STATED PROBLEM ▸ Exactly repeat the material, dropping only the pictures.

Dataset records on visual material ▸
▼▼▼

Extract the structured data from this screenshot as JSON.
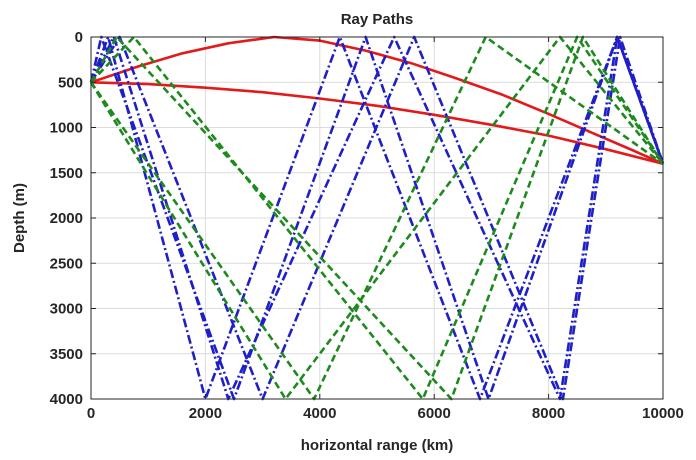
{
  "chart_data": {
    "type": "line",
    "title": "Ray Paths",
    "xlabel": "horizontal range (km)",
    "ylabel": "Depth (m)",
    "xlim": [
      0,
      10000
    ],
    "ylim": [
      0,
      4000
    ],
    "y_reversed": true,
    "grid": true,
    "legend": "none",
    "x_ticks": [
      0,
      2000,
      4000,
      6000,
      8000,
      10000
    ],
    "y_ticks": [
      0,
      500,
      1000,
      1500,
      2000,
      2500,
      3000,
      3500,
      4000
    ],
    "colors": {
      "red": "#e31a1c",
      "blue": "#1f1fc8",
      "green": "#1e8a1e",
      "grid": "#dcdcdc",
      "axis": "#262626"
    },
    "series": [
      {
        "color": "red",
        "style": "solid",
        "x": [
          0,
          800,
          1600,
          2400,
          3200,
          4000,
          4800,
          5600,
          6400,
          7200,
          8000,
          8800,
          9500,
          10000
        ],
        "y": [
          500,
          330,
          180,
          70,
          0,
          40,
          150,
          290,
          460,
          640,
          850,
          1070,
          1260,
          1400
        ]
      },
      {
        "color": "red",
        "style": "solid",
        "x": [
          0,
          1000,
          2000,
          3000,
          4000,
          5000,
          6000,
          7000,
          8000,
          9000,
          10000
        ],
        "y": [
          500,
          520,
          560,
          610,
          680,
          760,
          860,
          970,
          1090,
          1240,
          1400
        ]
      },
      {
        "color": "blue",
        "style": "dashdot",
        "x": [
          0,
          300,
          2000,
          4350,
          6800,
          9200,
          10000
        ],
        "y": [
          500,
          0,
          4000,
          0,
          4000,
          0,
          1400
        ]
      },
      {
        "color": "blue",
        "style": "dashdot",
        "x": [
          0,
          180,
          2500,
          4800,
          6950,
          9200,
          10000
        ],
        "y": [
          500,
          0,
          4000,
          0,
          4000,
          0,
          1400
        ]
      },
      {
        "color": "blue",
        "style": "dashdot",
        "x": [
          0,
          400,
          2400,
          5300,
          8200,
          9200,
          10000
        ],
        "y": [
          500,
          0,
          4000,
          0,
          4000,
          0,
          1400
        ]
      },
      {
        "color": "blue",
        "style": "dashdot",
        "x": [
          0,
          500,
          3000,
          5650,
          8250,
          9250,
          10000
        ],
        "y": [
          500,
          0,
          4000,
          0,
          4000,
          0,
          1400
        ]
      },
      {
        "color": "green",
        "style": "dashed",
        "x": [
          0,
          750,
          5800,
          8500,
          10000
        ],
        "y": [
          500,
          0,
          4000,
          0,
          1400
        ]
      },
      {
        "color": "green",
        "style": "dashed",
        "x": [
          0,
          450,
          6300,
          8600,
          10000
        ],
        "y": [
          500,
          0,
          4000,
          0,
          1400
        ]
      },
      {
        "color": "green",
        "style": "dashed",
        "x": [
          0,
          3900,
          6900,
          10000
        ],
        "y": [
          500,
          4000,
          0,
          1400
        ]
      },
      {
        "color": "green",
        "style": "dashed",
        "x": [
          0,
          3400,
          8200,
          10000
        ],
        "y": [
          500,
          4000,
          0,
          1400
        ]
      }
    ]
  }
}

▲▲▲

SOLUTION BELOW ▸
Extract the structured data from this screenshot as JSON.
{
  "chart_data": {
    "type": "line",
    "title": "Ray Paths",
    "xlabel": "horizontal range (km)",
    "ylabel": "Depth (m)",
    "xlim": [
      0,
      10000
    ],
    "ylim": [
      0,
      4000
    ],
    "y_reversed": true,
    "grid": true,
    "legend": "none",
    "x_ticks": [
      0,
      2000,
      4000,
      6000,
      8000,
      10000
    ],
    "y_ticks": [
      0,
      500,
      1000,
      1500,
      2000,
      2500,
      3000,
      3500,
      4000
    ],
    "colors": {
      "red": "#e31a1c",
      "blue": "#1f1fc8",
      "green": "#1e8a1e",
      "grid": "#dcdcdc",
      "axis": "#262626"
    },
    "series": [
      {
        "color": "red",
        "style": "solid",
        "x": [
          0,
          800,
          1600,
          2400,
          3200,
          4000,
          4800,
          5600,
          6400,
          7200,
          8000,
          8800,
          9500,
          10000
        ],
        "y": [
          500,
          330,
          180,
          70,
          0,
          40,
          150,
          290,
          460,
          640,
          850,
          1070,
          1260,
          1400
        ]
      },
      {
        "color": "red",
        "style": "solid",
        "x": [
          0,
          1000,
          2000,
          3000,
          4000,
          5000,
          6000,
          7000,
          8000,
          9000,
          10000
        ],
        "y": [
          500,
          520,
          560,
          610,
          680,
          760,
          860,
          970,
          1090,
          1240,
          1400
        ]
      },
      {
        "color": "blue",
        "style": "dashdot",
        "x": [
          0,
          300,
          2000,
          4350,
          6800,
          9200,
          10000
        ],
        "y": [
          500,
          0,
          4000,
          0,
          4000,
          0,
          1400
        ]
      },
      {
        "color": "blue",
        "style": "dashdot",
        "x": [
          0,
          180,
          2500,
          4800,
          6950,
          9200,
          10000
        ],
        "y": [
          500,
          0,
          4000,
          0,
          4000,
          0,
          1400
        ]
      },
      {
        "color": "blue",
        "style": "dashdot",
        "x": [
          0,
          400,
          2400,
          5300,
          8200,
          9200,
          10000
        ],
        "y": [
          500,
          0,
          4000,
          0,
          4000,
          0,
          1400
        ]
      },
      {
        "color": "blue",
        "style": "dashdot",
        "x": [
          0,
          500,
          3000,
          5650,
          8250,
          9250,
          10000
        ],
        "y": [
          500,
          0,
          4000,
          0,
          4000,
          0,
          1400
        ]
      },
      {
        "color": "green",
        "style": "dashed",
        "x": [
          0,
          750,
          5800,
          8500,
          10000
        ],
        "y": [
          500,
          0,
          4000,
          0,
          1400
        ]
      },
      {
        "color": "green",
        "style": "dashed",
        "x": [
          0,
          450,
          6300,
          8600,
          10000
        ],
        "y": [
          500,
          0,
          4000,
          0,
          1400
        ]
      },
      {
        "color": "green",
        "style": "dashed",
        "x": [
          0,
          3900,
          6900,
          10000
        ],
        "y": [
          500,
          4000,
          0,
          1400
        ]
      },
      {
        "color": "green",
        "style": "dashed",
        "x": [
          0,
          3400,
          8200,
          10000
        ],
        "y": [
          500,
          4000,
          0,
          1400
        ]
      }
    ]
  }
}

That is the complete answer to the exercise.